Indonesia: Negeri yang Tak Terduga
"...sabuk zamrud di khatulistiwa"
- Multatuli (1820-1887)
Sebuah metafora bisa memikat, juga ketika ia meleset. Gambaran Multatuli tentang kepulauan ini (ia belum menyebutnya "Indonesia") berulang-ulang dikutip para pemimpin pergerakan nasional di awal abad ke-20. Tapi kiasan adalah kiasan, bukan batasan.
"Zamrud" atau "smaragd" (kalimat Multatuli, "de gordel van smaragd") berasal dari bahasa Yunani, smaragdos: "batu mulia yang berwarna hijau". Indahnya mempesona. Ia memang bisa mengingatkan kita akan kesegaran hutan tropis yang tak habis-habis. Tapi zamrud yang keras dan ditatah itu, ketika tampak sebagai "sabuk" (gordel), adalah sesuatu yang telah jadi...
Sementara itu, 17.000 pulau yang "sambung menyambung menjadi satu" ("itulah Indonesia", kata sebuah lagu nasional) adalah sebuah ruang yang tak pernah selesai. Ia tak berhenti diproduksi. Proses persambungan itu terjadi lebih dahulu sebelum yang 17.000 itu "menjadi satu", dan ia akan berlangsung terus selepas itu.

• **CUPLIKAN BARIS**
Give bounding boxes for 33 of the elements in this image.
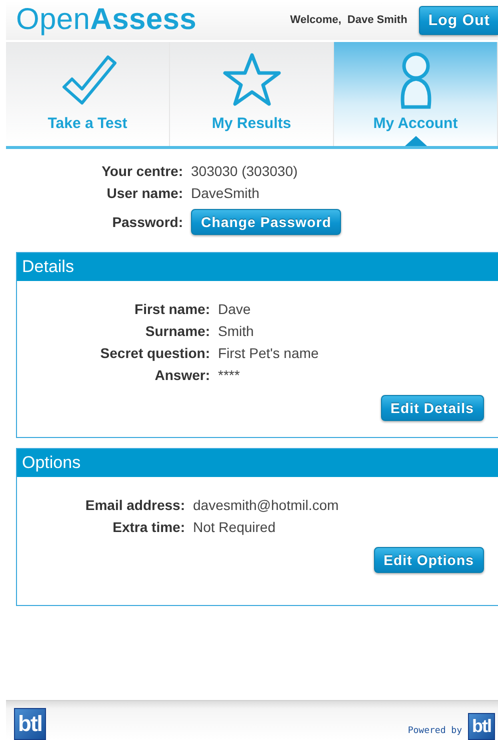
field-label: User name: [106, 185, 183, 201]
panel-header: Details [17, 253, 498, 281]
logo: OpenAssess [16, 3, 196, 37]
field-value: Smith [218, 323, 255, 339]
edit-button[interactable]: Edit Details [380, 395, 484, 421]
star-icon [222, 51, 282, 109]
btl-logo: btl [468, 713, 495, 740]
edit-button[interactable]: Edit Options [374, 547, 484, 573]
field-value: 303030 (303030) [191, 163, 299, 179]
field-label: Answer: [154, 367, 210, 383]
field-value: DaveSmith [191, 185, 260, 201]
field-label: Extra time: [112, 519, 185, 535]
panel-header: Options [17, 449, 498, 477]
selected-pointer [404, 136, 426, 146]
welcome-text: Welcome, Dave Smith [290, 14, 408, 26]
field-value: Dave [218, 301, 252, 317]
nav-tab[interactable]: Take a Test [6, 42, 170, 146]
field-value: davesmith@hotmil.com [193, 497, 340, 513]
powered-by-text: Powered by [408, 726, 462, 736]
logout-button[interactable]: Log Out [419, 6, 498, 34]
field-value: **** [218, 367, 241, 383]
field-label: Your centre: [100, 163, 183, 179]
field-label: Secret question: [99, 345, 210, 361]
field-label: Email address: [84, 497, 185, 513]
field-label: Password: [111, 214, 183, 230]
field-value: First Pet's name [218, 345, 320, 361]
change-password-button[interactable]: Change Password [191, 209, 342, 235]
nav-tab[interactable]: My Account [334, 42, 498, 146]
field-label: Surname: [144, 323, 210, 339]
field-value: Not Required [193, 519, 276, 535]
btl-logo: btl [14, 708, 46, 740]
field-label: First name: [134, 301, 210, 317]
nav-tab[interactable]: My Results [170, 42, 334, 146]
==
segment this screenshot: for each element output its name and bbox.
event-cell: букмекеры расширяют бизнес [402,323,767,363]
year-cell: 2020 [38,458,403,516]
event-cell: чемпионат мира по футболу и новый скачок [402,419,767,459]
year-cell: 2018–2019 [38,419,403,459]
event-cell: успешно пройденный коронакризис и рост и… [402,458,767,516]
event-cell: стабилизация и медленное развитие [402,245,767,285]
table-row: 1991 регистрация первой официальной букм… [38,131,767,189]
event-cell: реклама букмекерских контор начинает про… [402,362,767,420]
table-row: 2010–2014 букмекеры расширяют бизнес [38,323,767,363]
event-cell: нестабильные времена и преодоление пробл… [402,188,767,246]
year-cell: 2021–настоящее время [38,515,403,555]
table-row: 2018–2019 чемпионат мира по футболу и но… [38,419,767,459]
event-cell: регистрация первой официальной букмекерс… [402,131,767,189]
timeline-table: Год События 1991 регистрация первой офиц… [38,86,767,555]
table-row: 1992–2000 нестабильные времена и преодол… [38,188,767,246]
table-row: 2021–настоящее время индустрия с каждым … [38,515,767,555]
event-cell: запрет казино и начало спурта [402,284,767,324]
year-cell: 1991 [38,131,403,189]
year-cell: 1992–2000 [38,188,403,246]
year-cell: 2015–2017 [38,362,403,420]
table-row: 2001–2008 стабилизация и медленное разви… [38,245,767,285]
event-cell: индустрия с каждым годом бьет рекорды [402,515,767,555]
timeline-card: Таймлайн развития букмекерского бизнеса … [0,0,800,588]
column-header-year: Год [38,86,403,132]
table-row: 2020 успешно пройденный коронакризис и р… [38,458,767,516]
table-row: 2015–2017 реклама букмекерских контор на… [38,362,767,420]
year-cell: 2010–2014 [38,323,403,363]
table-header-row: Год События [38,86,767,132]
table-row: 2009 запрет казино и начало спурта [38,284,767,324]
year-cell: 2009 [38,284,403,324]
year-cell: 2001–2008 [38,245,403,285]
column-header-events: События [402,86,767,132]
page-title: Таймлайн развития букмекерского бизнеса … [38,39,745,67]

• **TUJUAN**
Lanjutkan tulisan tentang Indonesia sebagai negeri yang tak terduga, dimulai tepat sesudah kalimat terakhirnya.

• **JAWABAN**
Sebab keadaan "menjadi satu" selalu menuntut untuk dilihat kembali dan dikerjakan ulang. Sebab "satu" adalah angka yang penuh teka-teki. Kita tak selamanya pasti benarkah ada sebuah "satu" yang tanpa celah, tanpa kurang, dan tanpa turah. Terutama jika ia merupakan transformasi dari "tujuh belas ribu".
Yang kita tahu: sebuah ruang telah, tengah, dan akan terjadi.
***
Manusia memproduksikan ruang, dan sebuah ruang sosial tumbuh.
Ada saat ketika ruang hadir sebagai sesuatu yang dikonsepkan. Ini adalah ruang sebagaimana yang dihadapi pembangun rumah dan ladang, arsitek, pakar tata kota, perancang administrasi regional, teknokrat perekonomian nasional, juga ahli rekayasa sosial.
Saya akan menyebutnya sebagai "ruang L", singkatan dari "lurus", "linear", "lekas".
"Ruang L" ini amat berperan di tiap masyarakat. Dialah yang membentuk tata modern, dan sebaliknya juga dibentuk oleh tatanan tersebut. Ia mudah diterjemahkan dalam desain, huruf, dan angka. Ia tampak terang sebagai hitam di atas putih. Ia mudah dikendalikan dan dipakai buat mengendalikan.
Tapi ia bukan segala-galanya.
Ada yang lain ketika ruang sosial diproduksi dalam sejarah: ruang yang secara langsung dihuni manusia dengan tubuhnya —dari mana lahir adat, legenda, dan pelbagai laku simbolik lain. Ialah yang disebut dalam kenangan, harapan, dan kecemasan, dan sebab itu tak mudah disalin dalam aksara dan cetakbiru. Ruang "representasional" ini saya sebut "R", singkatan dari "rekalsitran", "rumit", "redup".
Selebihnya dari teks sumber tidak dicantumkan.